— Begin DATA TO USE —

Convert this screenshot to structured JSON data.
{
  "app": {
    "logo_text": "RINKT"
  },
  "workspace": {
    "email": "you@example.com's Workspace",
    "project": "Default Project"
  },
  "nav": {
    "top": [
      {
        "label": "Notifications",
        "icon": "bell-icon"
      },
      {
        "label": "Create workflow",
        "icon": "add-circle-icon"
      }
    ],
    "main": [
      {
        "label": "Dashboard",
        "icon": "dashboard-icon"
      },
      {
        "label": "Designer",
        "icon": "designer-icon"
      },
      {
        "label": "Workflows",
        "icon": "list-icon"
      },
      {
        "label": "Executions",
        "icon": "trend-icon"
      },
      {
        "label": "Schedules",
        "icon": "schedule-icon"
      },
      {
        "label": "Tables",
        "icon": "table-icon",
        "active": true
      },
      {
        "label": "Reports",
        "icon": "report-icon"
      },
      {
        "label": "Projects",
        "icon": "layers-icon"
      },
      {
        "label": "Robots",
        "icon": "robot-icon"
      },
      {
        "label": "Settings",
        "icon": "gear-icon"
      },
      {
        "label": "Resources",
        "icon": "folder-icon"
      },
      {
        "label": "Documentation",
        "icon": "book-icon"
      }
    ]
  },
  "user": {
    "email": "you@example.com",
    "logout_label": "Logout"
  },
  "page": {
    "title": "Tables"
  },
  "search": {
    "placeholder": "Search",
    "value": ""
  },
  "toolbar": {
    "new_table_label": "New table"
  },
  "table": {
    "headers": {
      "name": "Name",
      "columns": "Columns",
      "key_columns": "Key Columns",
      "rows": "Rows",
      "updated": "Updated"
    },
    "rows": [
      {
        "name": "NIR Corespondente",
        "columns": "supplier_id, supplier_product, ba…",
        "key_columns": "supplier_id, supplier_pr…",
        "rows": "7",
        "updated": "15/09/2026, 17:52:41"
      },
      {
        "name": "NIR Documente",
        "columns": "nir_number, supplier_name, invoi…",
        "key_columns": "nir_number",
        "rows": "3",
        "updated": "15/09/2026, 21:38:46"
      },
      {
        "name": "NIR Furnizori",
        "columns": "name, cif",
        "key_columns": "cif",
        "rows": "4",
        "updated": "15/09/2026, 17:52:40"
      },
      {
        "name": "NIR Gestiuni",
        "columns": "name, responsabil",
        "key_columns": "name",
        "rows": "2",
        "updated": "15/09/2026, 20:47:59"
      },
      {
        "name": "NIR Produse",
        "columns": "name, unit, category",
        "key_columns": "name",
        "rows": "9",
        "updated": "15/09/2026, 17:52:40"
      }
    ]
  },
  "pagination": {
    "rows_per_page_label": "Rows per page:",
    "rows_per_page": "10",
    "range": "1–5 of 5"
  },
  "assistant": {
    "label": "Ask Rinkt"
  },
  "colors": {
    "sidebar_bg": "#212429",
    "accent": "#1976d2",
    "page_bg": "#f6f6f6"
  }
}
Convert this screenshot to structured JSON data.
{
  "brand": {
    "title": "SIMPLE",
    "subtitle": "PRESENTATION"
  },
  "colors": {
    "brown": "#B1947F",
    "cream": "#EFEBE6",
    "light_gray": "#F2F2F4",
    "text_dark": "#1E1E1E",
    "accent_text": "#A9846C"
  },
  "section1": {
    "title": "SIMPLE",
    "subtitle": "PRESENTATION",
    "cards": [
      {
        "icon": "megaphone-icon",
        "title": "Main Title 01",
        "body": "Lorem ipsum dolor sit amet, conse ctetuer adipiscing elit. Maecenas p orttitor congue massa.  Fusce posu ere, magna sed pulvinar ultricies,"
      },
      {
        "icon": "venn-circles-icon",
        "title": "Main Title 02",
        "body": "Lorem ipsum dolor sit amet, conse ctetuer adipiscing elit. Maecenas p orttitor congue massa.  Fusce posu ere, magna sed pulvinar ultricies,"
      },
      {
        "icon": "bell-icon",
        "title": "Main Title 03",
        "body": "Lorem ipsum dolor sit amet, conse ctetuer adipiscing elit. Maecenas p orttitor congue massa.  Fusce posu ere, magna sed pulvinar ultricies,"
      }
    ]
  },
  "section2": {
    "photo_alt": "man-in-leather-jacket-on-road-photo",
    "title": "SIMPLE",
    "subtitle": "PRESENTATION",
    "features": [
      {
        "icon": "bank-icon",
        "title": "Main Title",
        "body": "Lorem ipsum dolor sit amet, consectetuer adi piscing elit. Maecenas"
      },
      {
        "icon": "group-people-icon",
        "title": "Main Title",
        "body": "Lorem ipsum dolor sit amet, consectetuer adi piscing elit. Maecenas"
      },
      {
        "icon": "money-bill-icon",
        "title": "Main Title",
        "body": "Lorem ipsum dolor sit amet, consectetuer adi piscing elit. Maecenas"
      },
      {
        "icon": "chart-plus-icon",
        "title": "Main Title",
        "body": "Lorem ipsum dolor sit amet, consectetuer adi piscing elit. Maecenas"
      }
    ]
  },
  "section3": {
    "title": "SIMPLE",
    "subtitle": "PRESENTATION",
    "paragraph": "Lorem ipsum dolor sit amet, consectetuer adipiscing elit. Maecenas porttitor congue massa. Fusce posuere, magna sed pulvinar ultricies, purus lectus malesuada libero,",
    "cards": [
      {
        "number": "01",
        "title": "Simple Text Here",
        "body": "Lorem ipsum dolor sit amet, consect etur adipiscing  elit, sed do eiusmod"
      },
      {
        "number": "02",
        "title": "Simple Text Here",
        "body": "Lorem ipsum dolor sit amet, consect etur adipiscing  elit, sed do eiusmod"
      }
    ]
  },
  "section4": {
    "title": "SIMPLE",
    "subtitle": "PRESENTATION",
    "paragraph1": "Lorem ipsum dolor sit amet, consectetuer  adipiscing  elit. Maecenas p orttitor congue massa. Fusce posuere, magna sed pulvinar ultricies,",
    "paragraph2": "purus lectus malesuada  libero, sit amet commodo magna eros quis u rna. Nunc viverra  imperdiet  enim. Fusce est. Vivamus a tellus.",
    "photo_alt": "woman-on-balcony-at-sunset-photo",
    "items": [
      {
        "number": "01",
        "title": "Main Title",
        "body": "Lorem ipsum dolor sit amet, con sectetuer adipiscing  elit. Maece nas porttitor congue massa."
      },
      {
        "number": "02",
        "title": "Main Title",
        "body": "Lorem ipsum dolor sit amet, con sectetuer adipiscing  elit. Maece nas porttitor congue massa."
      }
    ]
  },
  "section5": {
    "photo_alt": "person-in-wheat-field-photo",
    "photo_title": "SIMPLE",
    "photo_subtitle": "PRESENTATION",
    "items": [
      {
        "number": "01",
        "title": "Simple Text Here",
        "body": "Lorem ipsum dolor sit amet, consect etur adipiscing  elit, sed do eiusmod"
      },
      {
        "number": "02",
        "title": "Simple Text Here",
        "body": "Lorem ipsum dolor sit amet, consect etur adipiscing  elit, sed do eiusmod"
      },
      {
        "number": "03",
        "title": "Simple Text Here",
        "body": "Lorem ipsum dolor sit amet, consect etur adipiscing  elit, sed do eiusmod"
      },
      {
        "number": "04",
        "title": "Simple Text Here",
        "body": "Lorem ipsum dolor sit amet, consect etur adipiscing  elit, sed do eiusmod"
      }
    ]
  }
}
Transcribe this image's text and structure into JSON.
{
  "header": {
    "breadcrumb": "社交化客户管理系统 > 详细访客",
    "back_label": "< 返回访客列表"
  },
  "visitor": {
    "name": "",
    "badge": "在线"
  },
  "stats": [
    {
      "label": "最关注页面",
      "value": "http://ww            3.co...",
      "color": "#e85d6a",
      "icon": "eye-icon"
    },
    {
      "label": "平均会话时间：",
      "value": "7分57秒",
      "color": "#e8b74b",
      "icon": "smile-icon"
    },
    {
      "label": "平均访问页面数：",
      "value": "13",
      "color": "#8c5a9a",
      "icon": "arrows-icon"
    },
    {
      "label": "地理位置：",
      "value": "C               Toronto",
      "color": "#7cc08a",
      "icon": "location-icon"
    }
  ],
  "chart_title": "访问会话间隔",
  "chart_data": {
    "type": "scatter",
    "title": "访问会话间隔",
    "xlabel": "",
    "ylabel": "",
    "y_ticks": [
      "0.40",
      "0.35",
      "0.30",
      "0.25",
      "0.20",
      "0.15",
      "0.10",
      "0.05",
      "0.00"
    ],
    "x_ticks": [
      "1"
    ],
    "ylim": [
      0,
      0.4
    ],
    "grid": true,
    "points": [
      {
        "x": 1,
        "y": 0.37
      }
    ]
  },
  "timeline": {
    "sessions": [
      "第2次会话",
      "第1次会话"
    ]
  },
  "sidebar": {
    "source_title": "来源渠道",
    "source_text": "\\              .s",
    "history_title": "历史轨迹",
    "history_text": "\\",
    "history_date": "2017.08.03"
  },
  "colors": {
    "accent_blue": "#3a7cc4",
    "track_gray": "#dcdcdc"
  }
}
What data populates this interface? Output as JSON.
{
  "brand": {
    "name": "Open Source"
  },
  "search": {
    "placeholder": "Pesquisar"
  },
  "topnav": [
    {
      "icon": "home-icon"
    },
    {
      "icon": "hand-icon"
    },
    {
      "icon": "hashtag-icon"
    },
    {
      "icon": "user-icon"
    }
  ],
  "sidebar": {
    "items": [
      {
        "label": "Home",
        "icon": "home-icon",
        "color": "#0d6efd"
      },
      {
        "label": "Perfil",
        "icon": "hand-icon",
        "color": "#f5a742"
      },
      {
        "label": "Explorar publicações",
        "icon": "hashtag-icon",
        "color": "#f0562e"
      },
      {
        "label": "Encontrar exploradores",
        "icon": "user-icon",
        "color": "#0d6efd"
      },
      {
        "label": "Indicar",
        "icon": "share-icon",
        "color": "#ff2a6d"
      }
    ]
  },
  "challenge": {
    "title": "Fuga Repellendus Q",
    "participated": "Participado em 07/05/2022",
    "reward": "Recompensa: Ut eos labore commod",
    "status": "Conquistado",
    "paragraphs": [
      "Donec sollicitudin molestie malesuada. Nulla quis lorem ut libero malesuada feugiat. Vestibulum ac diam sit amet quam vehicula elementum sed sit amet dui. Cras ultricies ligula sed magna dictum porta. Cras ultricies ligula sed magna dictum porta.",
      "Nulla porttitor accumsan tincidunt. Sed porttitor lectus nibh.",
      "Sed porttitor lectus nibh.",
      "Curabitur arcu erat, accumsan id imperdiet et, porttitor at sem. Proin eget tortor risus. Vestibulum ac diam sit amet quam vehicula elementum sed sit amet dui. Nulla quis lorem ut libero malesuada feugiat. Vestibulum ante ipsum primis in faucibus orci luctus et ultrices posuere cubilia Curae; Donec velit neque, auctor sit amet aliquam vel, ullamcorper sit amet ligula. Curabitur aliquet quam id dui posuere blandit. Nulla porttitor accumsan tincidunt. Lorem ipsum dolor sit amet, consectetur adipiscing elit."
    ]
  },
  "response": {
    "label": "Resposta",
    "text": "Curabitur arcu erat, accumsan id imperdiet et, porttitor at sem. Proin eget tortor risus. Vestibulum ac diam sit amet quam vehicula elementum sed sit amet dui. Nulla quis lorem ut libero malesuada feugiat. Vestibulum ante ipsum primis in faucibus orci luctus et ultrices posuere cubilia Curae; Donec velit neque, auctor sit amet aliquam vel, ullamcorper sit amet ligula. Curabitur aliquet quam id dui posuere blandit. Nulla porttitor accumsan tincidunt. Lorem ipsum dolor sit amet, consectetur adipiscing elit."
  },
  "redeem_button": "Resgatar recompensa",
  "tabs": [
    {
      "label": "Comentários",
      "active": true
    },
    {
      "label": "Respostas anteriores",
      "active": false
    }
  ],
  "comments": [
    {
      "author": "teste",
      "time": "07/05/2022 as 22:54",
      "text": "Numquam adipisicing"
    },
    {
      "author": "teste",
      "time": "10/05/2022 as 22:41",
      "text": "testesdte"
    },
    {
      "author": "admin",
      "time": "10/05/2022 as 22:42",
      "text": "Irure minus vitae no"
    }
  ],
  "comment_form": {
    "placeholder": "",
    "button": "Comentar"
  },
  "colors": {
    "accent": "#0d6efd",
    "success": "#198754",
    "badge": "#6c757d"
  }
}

— End DATA TO USE —

Locate all lines in the listing above with the word "email" and copy them.

    "email": "you@example.com's Workspace",
    "email": "you@example.com",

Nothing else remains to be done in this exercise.